• [Task to complete]: Return these lines exactly as they appear in the material below, covering all of the material.

Element location data:

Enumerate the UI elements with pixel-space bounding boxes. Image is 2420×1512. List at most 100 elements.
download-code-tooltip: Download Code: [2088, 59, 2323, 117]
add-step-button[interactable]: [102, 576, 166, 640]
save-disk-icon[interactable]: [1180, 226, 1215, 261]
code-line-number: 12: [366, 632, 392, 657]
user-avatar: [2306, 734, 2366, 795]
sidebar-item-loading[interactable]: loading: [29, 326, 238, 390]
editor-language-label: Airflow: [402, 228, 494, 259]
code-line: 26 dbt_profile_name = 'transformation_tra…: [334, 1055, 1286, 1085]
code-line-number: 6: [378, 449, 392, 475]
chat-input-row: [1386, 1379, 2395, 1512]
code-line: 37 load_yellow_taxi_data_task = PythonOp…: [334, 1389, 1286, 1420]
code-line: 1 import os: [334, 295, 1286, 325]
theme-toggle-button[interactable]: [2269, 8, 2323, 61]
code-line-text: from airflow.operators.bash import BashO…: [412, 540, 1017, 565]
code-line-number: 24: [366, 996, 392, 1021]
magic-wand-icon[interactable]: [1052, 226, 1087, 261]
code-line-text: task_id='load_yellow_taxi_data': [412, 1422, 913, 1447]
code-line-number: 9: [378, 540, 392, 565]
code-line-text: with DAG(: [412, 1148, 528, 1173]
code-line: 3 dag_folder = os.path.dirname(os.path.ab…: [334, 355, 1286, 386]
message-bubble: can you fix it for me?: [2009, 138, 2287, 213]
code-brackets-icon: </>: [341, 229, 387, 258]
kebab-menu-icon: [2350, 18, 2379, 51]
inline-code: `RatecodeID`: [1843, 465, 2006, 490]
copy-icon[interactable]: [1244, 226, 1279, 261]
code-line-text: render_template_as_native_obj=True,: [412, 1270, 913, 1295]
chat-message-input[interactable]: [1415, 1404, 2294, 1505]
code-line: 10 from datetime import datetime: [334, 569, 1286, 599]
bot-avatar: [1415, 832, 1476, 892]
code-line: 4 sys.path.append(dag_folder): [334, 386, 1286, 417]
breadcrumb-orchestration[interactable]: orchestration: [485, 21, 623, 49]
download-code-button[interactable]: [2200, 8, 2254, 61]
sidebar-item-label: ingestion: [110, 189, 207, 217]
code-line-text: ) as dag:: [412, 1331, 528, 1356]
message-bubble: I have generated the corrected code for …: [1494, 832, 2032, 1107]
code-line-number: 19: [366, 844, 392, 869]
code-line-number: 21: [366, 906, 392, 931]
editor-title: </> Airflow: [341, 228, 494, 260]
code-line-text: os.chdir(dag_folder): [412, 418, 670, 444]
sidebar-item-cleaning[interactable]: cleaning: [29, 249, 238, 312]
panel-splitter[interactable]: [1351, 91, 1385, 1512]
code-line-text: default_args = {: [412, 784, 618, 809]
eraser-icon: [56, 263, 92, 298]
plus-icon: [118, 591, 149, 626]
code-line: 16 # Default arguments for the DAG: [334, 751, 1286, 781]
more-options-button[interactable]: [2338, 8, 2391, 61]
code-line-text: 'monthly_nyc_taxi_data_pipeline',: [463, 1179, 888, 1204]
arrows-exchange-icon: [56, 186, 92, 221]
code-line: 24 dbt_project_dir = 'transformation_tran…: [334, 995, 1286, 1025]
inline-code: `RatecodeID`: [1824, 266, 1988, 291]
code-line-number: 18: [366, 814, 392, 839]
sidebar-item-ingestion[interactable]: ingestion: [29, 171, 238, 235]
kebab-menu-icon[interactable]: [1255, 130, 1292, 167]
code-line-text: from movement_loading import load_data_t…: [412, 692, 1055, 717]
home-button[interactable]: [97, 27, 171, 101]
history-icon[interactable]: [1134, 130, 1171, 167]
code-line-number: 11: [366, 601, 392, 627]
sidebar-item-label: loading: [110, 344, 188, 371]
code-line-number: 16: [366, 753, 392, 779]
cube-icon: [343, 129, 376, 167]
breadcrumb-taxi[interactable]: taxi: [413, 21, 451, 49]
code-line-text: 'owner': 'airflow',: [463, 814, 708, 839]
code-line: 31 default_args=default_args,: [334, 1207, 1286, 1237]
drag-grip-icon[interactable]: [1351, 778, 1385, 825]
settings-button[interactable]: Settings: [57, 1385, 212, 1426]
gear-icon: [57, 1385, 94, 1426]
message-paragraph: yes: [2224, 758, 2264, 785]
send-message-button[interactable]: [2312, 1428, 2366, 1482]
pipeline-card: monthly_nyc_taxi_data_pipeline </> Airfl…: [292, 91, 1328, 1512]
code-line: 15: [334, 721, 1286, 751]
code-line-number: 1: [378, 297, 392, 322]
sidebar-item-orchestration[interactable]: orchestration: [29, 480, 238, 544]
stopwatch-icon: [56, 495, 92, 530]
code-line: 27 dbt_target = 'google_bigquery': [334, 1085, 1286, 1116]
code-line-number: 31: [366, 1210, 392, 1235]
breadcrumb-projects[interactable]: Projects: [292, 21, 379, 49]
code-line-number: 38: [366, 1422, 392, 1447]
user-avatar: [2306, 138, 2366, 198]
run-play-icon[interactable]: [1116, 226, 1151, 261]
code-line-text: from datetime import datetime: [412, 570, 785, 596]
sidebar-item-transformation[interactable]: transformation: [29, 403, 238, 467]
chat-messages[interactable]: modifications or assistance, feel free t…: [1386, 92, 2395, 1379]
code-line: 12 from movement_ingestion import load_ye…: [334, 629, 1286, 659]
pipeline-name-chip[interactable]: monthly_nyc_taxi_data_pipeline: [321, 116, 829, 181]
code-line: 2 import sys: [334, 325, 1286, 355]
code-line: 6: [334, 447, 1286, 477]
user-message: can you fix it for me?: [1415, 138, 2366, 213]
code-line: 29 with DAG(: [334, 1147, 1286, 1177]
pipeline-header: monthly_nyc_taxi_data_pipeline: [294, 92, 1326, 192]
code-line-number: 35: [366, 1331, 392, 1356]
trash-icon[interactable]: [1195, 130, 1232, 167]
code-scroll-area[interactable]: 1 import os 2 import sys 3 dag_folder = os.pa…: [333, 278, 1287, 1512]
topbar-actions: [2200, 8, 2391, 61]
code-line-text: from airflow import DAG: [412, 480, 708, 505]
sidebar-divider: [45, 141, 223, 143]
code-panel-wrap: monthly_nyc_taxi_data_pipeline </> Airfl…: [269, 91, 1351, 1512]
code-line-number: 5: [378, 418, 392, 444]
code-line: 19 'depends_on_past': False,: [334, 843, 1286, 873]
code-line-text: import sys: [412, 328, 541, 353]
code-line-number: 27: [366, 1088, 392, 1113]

• [Task answer]:
Enumerate the UI elements with pixel-space bounding boxes. Image is 2420×1512. List at most 100 elements.
download-code-tooltip: Download Code: [2088, 59, 2323, 117]
add-step-button[interactable]: [102, 576, 166, 640]
save-disk-icon[interactable]: [1180, 226, 1215, 261]
code-line-number: 12: [366, 632, 392, 657]
user-avatar: [2306, 734, 2366, 795]
sidebar-item-loading[interactable]: loading: [29, 326, 238, 390]
editor-language-label: Airflow: [402, 228, 494, 259]
code-line: 26 dbt_profile_name = 'transformation_tra…: [334, 1055, 1286, 1085]
code-line-number: 6: [378, 449, 392, 475]
chat-input-row: [1386, 1379, 2395, 1512]
code-line: 37 load_yellow_taxi_data_task = PythonOp…: [334, 1389, 1286, 1420]
code-line: 1 import os: [334, 295, 1286, 325]
theme-toggle-button[interactable]: [2269, 8, 2323, 61]
code-line-text: from airflow.operators.bash import BashO…: [412, 540, 1017, 565]
code-line-number: 24: [366, 996, 392, 1021]
magic-wand-icon[interactable]: [1052, 226, 1087, 261]
code-line-text: task_id='load_yellow_taxi_data': [412, 1422, 913, 1447]
code-line-number: 9: [378, 540, 392, 565]
code-line-text: with DAG(: [412, 1148, 528, 1173]
code-line: 3 dag_folder = os.path.dirname(os.path.ab…: [334, 355, 1286, 386]
message-bubble: can you fix it for me?: [2009, 138, 2287, 213]
code-brackets-icon: </>: [341, 229, 387, 258]
kebab-menu-icon: [2350, 18, 2379, 51]
inline-code: `RatecodeID`: [1843, 465, 2006, 490]
copy-icon[interactable]: [1244, 226, 1279, 261]
code-line-text: render_template_as_native_obj=True,: [412, 1270, 913, 1295]
chat-message-input[interactable]: [1415, 1404, 2294, 1505]
code-line: 10 from datetime import datetime: [334, 569, 1286, 599]
bot-avatar: [1415, 832, 1476, 892]
code-line: 4 sys.path.append(dag_folder): [334, 386, 1286, 417]
breadcrumb-orchestration[interactable]: orchestration: [485, 21, 623, 49]
download-code-button[interactable]: [2200, 8, 2254, 61]
sidebar-item-label: ingestion: [110, 189, 207, 217]
code-line-text: ) as dag:: [412, 1331, 528, 1356]
message-bubble: I have generated the corrected code for …: [1494, 832, 2032, 1107]
code-line-number: 19: [366, 844, 392, 869]
code-line-number: 21: [366, 906, 392, 931]
editor-title: </> Airflow: [341, 228, 494, 260]
code-line-text: os.chdir(dag_folder): [412, 418, 670, 444]
sidebar-item-cleaning[interactable]: cleaning: [29, 249, 238, 312]
panel-splitter[interactable]: [1351, 91, 1385, 1512]
code-line-text: default_args = {: [412, 784, 618, 809]
eraser-icon: [56, 263, 92, 298]
plus-icon: [118, 591, 149, 626]
code-line: 16 # Default arguments for the DAG: [334, 751, 1286, 781]
more-options-button[interactable]: [2338, 8, 2391, 61]
code-line-text: 'monthly_nyc_taxi_data_pipeline',: [463, 1179, 888, 1204]
arrows-exchange-icon: [56, 186, 92, 221]
code-line: 24 dbt_project_dir = 'transformation_tran…: [334, 995, 1286, 1025]
inline-code: `RatecodeID`: [1824, 266, 1988, 291]
code-line-number: 18: [366, 814, 392, 839]
sidebar-item-ingestion[interactable]: ingestion: [29, 171, 238, 235]
kebab-menu-icon[interactable]: [1255, 130, 1292, 167]
code-line-text: from movement_loading import load_data_t…: [412, 692, 1055, 717]
home-button[interactable]: [97, 27, 171, 101]
history-icon[interactable]: [1134, 130, 1171, 167]
code-line-number: 11: [366, 601, 392, 627]
sidebar-item-label: loading: [110, 344, 188, 371]
code-line-number: 16: [366, 753, 392, 779]
cube-icon: [343, 129, 376, 167]
breadcrumb-taxi[interactable]: taxi: [413, 21, 451, 49]
code-line-text: 'owner': 'airflow',: [463, 814, 708, 839]
code-line: 31 default_args=default_args,: [334, 1207, 1286, 1237]
drag-grip-icon[interactable]: [1351, 778, 1385, 825]
settings-button[interactable]: Settings: [57, 1385, 212, 1426]
gear-icon: [57, 1385, 94, 1426]
message-paragraph: yes: [2224, 758, 2264, 785]
send-message-button[interactable]: [2312, 1428, 2366, 1482]
pipeline-card: monthly_nyc_taxi_data_pipeline </> Airfl…: [292, 91, 1328, 1512]
code-line: 15: [334, 721, 1286, 751]
code-line-number: 1: [378, 297, 392, 322]
sidebar-item-orchestration[interactable]: orchestration: [29, 480, 238, 544]
stopwatch-icon: [56, 495, 92, 530]
code-line: 27 dbt_target = 'google_bigquery': [334, 1085, 1286, 1116]
code-line-number: 31: [366, 1210, 392, 1235]
breadcrumb-projects[interactable]: Projects: [292, 21, 379, 49]
code-line-number: 38: [366, 1422, 392, 1447]
user-avatar: [2306, 138, 2366, 198]
run-play-icon[interactable]: [1116, 226, 1151, 261]
code-line-text: from datetime import datetime: [412, 570, 785, 596]
sidebar-item-transformation[interactable]: transformation: [29, 403, 238, 467]
chat-messages[interactable]: modifications or assistance, feel free t…: [1386, 92, 2395, 1379]
code-line: 12 from movement_ingestion import load_ye…: [334, 629, 1286, 659]
pipeline-name-chip[interactable]: monthly_nyc_taxi_data_pipeline: [321, 116, 829, 181]
code-line: 2 import sys: [334, 325, 1286, 355]
code-line: 6: [334, 447, 1286, 477]
user-message: can you fix it for me?: [1415, 138, 2366, 213]
code-line: 29 with DAG(: [334, 1147, 1286, 1177]
pipeline-header: monthly_nyc_taxi_data_pipeline: [294, 92, 1326, 192]
code-line-number: 35: [366, 1331, 392, 1356]
trash-icon[interactable]: [1195, 130, 1232, 167]
code-scroll-area[interactable]: 1 import os 2 import sys 3 dag_folder = os.pa…: [333, 278, 1287, 1512]
topbar-actions: [2200, 8, 2391, 61]
code-line-text: from airflow import DAG: [412, 480, 708, 505]
sidebar-divider: [45, 141, 223, 143]
code-panel-wrap: monthly_nyc_taxi_data_pipeline </> Airfl…: [269, 91, 1351, 1512]
code-line-number: 5: [378, 418, 392, 444]
code-line: 19 'depends_on_past': False,: [334, 843, 1286, 873]
code-line-text: import sys: [412, 328, 541, 353]
code-line-number: 27: [366, 1088, 392, 1113]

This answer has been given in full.